### Set task
Pick out every line of the entries below where "this" occurs, and copy those lines.

### Material for the task
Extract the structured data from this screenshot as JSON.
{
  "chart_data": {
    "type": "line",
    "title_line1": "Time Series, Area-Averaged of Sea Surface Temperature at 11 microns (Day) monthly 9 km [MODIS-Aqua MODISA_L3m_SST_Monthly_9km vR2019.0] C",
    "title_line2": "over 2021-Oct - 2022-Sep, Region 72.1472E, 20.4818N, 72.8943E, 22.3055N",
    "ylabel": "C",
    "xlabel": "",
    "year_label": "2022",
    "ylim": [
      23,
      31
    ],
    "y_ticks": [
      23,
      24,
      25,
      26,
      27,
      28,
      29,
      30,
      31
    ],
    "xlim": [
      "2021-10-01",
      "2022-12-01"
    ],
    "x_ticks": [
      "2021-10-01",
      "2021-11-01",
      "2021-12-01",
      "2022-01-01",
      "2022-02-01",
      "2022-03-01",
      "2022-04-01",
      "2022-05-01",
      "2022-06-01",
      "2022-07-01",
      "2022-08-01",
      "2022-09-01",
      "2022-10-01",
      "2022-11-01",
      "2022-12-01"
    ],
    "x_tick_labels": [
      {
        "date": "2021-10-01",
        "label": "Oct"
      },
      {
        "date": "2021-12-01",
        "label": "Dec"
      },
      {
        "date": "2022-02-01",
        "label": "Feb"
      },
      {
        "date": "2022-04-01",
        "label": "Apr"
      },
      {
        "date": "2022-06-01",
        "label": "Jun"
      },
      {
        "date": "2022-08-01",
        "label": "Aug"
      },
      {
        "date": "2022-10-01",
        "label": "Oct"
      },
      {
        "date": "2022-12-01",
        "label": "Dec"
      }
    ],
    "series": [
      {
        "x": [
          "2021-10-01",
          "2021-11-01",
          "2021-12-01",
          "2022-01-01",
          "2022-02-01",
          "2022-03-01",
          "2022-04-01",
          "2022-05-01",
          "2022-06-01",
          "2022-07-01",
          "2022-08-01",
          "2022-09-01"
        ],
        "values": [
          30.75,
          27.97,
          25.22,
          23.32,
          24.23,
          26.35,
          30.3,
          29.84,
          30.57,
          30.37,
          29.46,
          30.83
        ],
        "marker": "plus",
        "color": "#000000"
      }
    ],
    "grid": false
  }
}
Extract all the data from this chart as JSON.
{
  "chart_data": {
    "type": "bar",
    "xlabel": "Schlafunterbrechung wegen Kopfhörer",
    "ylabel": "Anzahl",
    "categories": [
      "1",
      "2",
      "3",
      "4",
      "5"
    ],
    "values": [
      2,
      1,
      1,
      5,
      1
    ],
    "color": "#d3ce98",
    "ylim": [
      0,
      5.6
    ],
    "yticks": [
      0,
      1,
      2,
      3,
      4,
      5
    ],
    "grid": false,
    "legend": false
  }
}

### Final result
Extract the structured data from this screenshot as JSON.
Extract all the data from this chart as JSON.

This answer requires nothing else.